**Listing:**
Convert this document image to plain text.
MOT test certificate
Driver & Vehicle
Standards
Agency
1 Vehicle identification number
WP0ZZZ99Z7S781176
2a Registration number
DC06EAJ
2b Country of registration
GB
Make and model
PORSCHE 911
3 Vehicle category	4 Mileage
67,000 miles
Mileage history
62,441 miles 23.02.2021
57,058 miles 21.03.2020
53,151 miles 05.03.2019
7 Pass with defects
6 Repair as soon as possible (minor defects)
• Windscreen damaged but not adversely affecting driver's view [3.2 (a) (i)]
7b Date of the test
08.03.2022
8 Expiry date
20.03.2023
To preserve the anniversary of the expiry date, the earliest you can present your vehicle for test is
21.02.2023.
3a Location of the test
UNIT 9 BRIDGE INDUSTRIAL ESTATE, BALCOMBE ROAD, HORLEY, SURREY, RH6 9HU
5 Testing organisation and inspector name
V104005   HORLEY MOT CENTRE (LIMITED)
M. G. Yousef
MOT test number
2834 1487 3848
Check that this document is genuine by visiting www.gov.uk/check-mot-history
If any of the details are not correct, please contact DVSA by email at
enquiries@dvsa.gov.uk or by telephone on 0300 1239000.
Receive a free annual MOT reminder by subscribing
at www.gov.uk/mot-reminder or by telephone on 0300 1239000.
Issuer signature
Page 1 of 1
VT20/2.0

**What the exercise asks:**
Give all of the entries again, word for word.

**Written solution:**
Convert this document image to plain text.
MOT test certificate
Driver & Vehicle
Standards
Agency
1 Vehicle identification number
WP0ZZZ99Z7S781176
2a Registration number
DC06EAJ
2b Country of registration
GB
Make and model
PORSCHE 911
3 Vehicle category	4 Mileage
67,000 miles
Mileage history
62,441 miles 23.02.2021
57,058 miles 21.03.2020
53,151 miles 05.03.2019
7 Pass with defects
6 Repair as soon as possible (minor defects)
• Windscreen damaged but not adversely affecting driver's view [3.2 (a) (i)]
7b Date of the test
08.03.2022
8 Expiry date
20.03.2023
To preserve the anniversary of the expiry date, the earliest you can present your vehicle for test is
21.02.2023.
3a Location of the test
UNIT 9 BRIDGE INDUSTRIAL ESTATE, BALCOMBE ROAD, HORLEY, SURREY, RH6 9HU
5 Testing organisation and inspector name
V104005   HORLEY MOT CENTRE (LIMITED)
M. G. Yousef
MOT test number
2834 1487 3848
Check that this document is genuine by visiting www.gov.uk/check-mot-history
If any of the details are not correct, please contact DVSA by email at
enquiries@dvsa.gov.uk or by telephone on 0300 1239000.
Receive a free annual MOT reminder by subscribing
at www.gov.uk/mot-reminder or by telephone on 0300 1239000.
Issuer signature
Page 1 of 1
VT20/2.0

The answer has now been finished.